▼▼▼
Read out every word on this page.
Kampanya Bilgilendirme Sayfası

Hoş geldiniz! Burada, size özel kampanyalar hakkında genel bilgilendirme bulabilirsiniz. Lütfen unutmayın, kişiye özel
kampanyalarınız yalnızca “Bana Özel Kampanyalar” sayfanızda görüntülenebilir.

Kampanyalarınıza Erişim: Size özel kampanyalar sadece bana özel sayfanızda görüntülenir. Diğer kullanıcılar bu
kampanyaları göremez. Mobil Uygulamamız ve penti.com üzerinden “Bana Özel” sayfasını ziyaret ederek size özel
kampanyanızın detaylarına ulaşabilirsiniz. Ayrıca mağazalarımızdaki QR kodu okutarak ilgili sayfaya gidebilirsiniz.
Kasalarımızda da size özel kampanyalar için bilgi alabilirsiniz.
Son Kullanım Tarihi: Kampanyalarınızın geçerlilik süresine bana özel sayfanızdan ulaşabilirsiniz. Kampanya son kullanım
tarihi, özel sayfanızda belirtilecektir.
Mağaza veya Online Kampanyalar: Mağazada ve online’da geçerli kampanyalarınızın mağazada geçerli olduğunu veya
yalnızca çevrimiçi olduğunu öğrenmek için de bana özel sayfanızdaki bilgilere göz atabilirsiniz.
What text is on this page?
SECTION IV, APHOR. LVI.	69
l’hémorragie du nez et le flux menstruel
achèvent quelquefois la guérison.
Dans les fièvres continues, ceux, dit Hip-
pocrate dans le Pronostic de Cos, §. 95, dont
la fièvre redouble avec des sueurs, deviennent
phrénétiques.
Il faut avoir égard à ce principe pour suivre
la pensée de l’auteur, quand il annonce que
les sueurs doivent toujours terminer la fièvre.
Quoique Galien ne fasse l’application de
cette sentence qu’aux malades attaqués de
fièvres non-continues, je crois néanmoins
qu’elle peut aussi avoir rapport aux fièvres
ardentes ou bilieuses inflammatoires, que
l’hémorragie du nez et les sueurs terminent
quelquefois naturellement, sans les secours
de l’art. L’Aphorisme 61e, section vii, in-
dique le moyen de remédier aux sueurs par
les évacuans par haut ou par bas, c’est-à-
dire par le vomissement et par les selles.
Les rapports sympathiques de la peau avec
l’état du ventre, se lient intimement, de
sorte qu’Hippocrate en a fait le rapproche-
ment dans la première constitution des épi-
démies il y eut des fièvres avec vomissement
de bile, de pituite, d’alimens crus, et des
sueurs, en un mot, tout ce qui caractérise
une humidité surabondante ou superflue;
▲▲▲
What is the number of lines in the data that hold the word "yalnızca"? Reply with that number and nothing else.

2